* [Items from a data source]
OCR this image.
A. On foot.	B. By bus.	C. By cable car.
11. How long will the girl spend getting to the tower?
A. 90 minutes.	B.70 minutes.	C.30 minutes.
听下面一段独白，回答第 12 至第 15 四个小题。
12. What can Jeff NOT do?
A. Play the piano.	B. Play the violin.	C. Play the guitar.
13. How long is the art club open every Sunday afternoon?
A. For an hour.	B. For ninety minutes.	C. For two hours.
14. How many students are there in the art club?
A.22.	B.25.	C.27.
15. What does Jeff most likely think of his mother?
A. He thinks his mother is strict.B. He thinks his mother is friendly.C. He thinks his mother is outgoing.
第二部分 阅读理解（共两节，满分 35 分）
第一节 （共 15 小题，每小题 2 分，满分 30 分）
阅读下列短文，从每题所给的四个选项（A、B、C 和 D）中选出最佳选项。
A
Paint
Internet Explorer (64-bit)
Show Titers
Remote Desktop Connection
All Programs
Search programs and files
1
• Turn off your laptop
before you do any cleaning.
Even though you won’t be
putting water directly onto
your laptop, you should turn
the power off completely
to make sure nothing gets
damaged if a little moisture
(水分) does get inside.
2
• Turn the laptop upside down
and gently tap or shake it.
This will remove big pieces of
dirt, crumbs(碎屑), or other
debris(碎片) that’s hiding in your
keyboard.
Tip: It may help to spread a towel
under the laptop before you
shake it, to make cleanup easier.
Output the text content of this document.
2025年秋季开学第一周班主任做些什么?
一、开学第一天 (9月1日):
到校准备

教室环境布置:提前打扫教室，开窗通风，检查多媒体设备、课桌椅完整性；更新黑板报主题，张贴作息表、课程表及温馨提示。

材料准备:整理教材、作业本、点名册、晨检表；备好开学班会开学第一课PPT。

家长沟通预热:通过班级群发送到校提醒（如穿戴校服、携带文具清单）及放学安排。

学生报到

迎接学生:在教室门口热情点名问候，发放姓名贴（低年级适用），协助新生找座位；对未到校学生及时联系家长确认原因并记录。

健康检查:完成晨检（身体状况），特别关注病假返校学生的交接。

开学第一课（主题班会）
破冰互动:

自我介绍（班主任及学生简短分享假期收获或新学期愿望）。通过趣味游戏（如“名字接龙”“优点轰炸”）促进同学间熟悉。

* [REQUIREMENTS] Each of the records should be retyped exactly.

* [ANSWER FOR THIS EXERCISE]
OCR this image.
A. On foot.	B. By bus.	C. By cable car.
11. How long will the girl spend getting to the tower?
A. 90 minutes.	B.70 minutes.	C.30 minutes.
听下面一段独白，回答第 12 至第 15 四个小题。
12. What can Jeff NOT do?
A. Play the piano.	B. Play the violin.	C. Play the guitar.
13. How long is the art club open every Sunday afternoon?
A. For an hour.	B. For ninety minutes.	C. For two hours.
14. How many students are there in the art club?
A.22.	B.25.	C.27.
15. What does Jeff most likely think of his mother?
A. He thinks his mother is strict.B. He thinks his mother is friendly.C. He thinks his mother is outgoing.
第二部分 阅读理解（共两节，满分 35 分）
第一节 （共 15 小题，每小题 2 分，满分 30 分）
阅读下列短文，从每题所给的四个选项（A、B、C 和 D）中选出最佳选项。
A
Paint
Internet Explorer (64-bit)
Show Titers
Remote Desktop Connection
All Programs
Search programs and files
1
• Turn off your laptop
before you do any cleaning.
Even though you won’t be
putting water directly onto
your laptop, you should turn
the power off completely
to make sure nothing gets
damaged if a little moisture
(水分) does get inside.
2
• Turn the laptop upside down
and gently tap or shake it.
This will remove big pieces of
dirt, crumbs(碎屑), or other
debris(碎片) that’s hiding in your
keyboard.
Tip: It may help to spread a towel
under the laptop before you
shake it, to make cleanup easier.
Output the text content of this document.
2025年秋季开学第一周班主任做些什么?
一、开学第一天 (9月1日):
到校准备

教室环境布置:提前打扫教室，开窗通风，检查多媒体设备、课桌椅完整性；更新黑板报主题，张贴作息表、课程表及温馨提示。

材料准备:整理教材、作业本、点名册、晨检表；备好开学班会开学第一课PPT。

家长沟通预热:通过班级群发送到校提醒（如穿戴校服、携带文具清单）及放学安排。

学生报到

迎接学生:在教室门口热情点名问候，发放姓名贴（低年级适用），协助新生找座位；对未到校学生及时联系家长确认原因并记录。

健康检查:完成晨检（身体状况），特别关注病假返校学生的交接。

开学第一课（主题班会）
破冰互动:

自我介绍（班主任及学生简短分享假期收获或新学期愿望）。通过趣味游戏（如“名字接龙”“优点轰炸”）促进同学间熟悉。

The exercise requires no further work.